▸ Problem requirements
Would you repeat the listing exactly but omit every picture?

▸ Stored rows
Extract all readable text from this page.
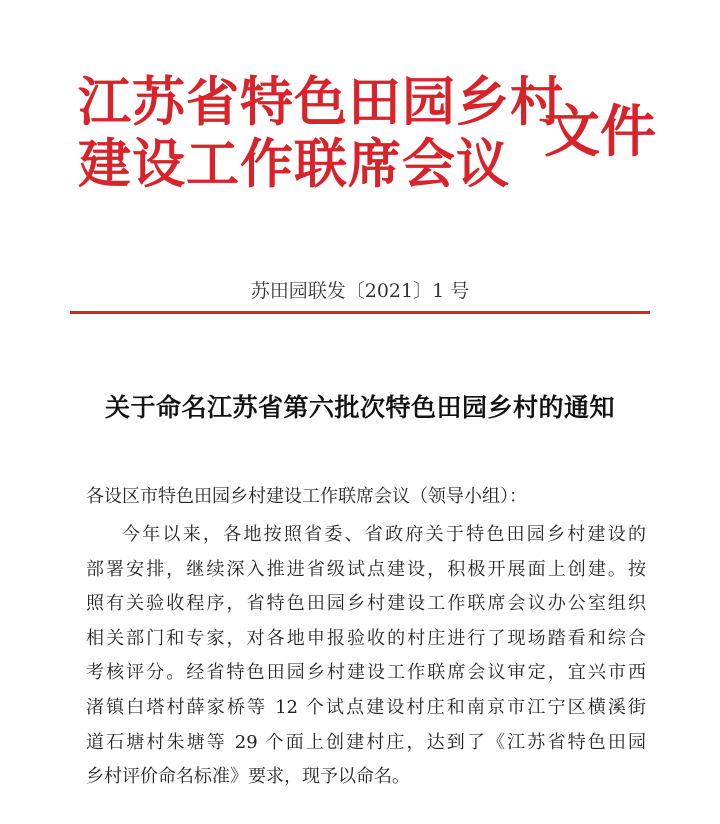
江苏省特色田园乡村
建设工作联席会议 文件
苏田园联发〔2021〕1 号
关于命名江苏省第六批次特色田园乡村的通知
各设区市特色田园乡村建设工作联席会议（领导小组）：
今年以来，各地按照省委、省政府关于特色田园乡村建设的
部署安排，继续深入推进省级试点建设，积极开展面上创建。按
照有关验收程序，省特色田园乡村建设工作联席会议办公室组织
相关部门和专家，对各地申报验收的村庄进行了现场踏看和综合
考核评分。经省特色田园乡村建设工作联席会议审定，宜兴市西
渚镇白塔村薛家桥等 12 个试点建设村庄和南京市江宁区横溪街
道石塘村朱塘等 29 个面上创建村庄，达到了《江苏省特色田园
乡村评价命名标准》要求，现予以命名。
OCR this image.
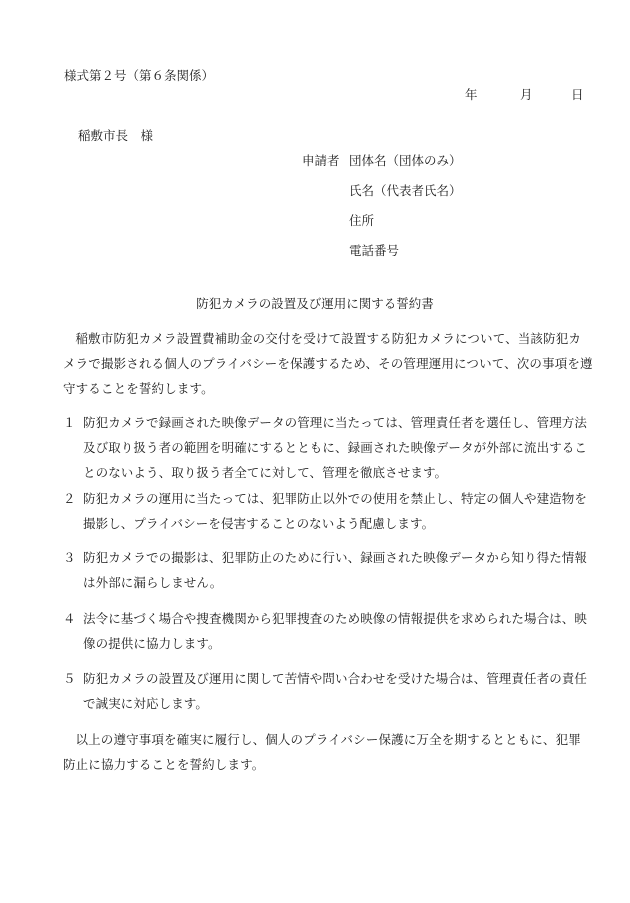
様式第２号（第６条関係）
年	月	日
稲敷市長　様
申請者 団体名（団体のみ）
氏名（代表者氏名）
住所
電話番号
防犯カメラの設置及び運用に関する誓約書
稲敷市防犯カメラ設置費補助金の交付を受けて設置する防犯カメラについて、当該防犯カメラで撮影される個人のプライバシーを保護するため、その管理運用について、次の事項を遵守することを誓約します。
１ 防犯カメラで録画された映像データの管理に当たっては、管理責任者を選任し、管理方法及び取り扱う者の範囲を明確にするとともに、録画された映像データが外部に流出することのないよう、取り扱う者全てに対して、管理を徹底させます。
２ 防犯カメラの運用に当たっては、犯罪防止以外での使用を禁止し、特定の個人や建造物を撮影し、プライバシーを侵害することのないよう配慮します。
３ 防犯カメラでの撮影は、犯罪防止のために行い、録画された映像データから知り得た情報は外部に漏らしません。
４ 法令に基づく場合や捜査機関から犯罪捜査のため映像の情報提供を求められた場合は、映像の提供に協力します。
５ 防犯カメラの設置及び運用に関して苦情や問い合わせを受けた場合は、管理責任者の責任で誠実に対応します。
以上の遵守事項を確実に履行し、個人のプライバシー保護に万全を期するとともに、犯罪防止に協力することを誓約します。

▸ Result
Extract all readable text from this page.
江苏省特色田园乡村
建设工作联席会议 文件
苏田园联发〔2021〕1 号
关于命名江苏省第六批次特色田园乡村的通知
各设区市特色田园乡村建设工作联席会议（领导小组）：
今年以来，各地按照省委、省政府关于特色田园乡村建设的
部署安排，继续深入推进省级试点建设，积极开展面上创建。按
照有关验收程序，省特色田园乡村建设工作联席会议办公室组织
相关部门和专家，对各地申报验收的村庄进行了现场踏看和综合
考核评分。经省特色田园乡村建设工作联席会议审定，宜兴市西
渚镇白塔村薛家桥等 12 个试点建设村庄和南京市江宁区横溪街
道石塘村朱塘等 29 个面上创建村庄，达到了《江苏省特色田园
乡村评价命名标准》要求，现予以命名。
OCR this image.
様式第２号（第６条関係）
年	月	日
稲敷市長　様
申請者 団体名（団体のみ）
氏名（代表者氏名）
住所
電話番号
防犯カメラの設置及び運用に関する誓約書
稲敷市防犯カメラ設置費補助金の交付を受けて設置する防犯カメラについて、当該防犯カメラで撮影される個人のプライバシーを保護するため、その管理運用について、次の事項を遵守することを誓約します。
１ 防犯カメラで録画された映像データの管理に当たっては、管理責任者を選任し、管理方法及び取り扱う者の範囲を明確にするとともに、録画された映像データが外部に流出することのないよう、取り扱う者全てに対して、管理を徹底させます。
２ 防犯カメラの運用に当たっては、犯罪防止以外での使用を禁止し、特定の個人や建造物を撮影し、プライバシーを侵害することのないよう配慮します。
３ 防犯カメラでの撮影は、犯罪防止のために行い、録画された映像データから知り得た情報は外部に漏らしません。
４ 法令に基づく場合や捜査機関から犯罪捜査のため映像の情報提供を求められた場合は、映像の提供に協力します。
５ 防犯カメラの設置及び運用に関して苦情や問い合わせを受けた場合は、管理責任者の責任で誠実に対応します。
以上の遵守事項を確実に履行し、個人のプライバシー保護に万全を期するとともに、犯罪防止に協力することを誓約します。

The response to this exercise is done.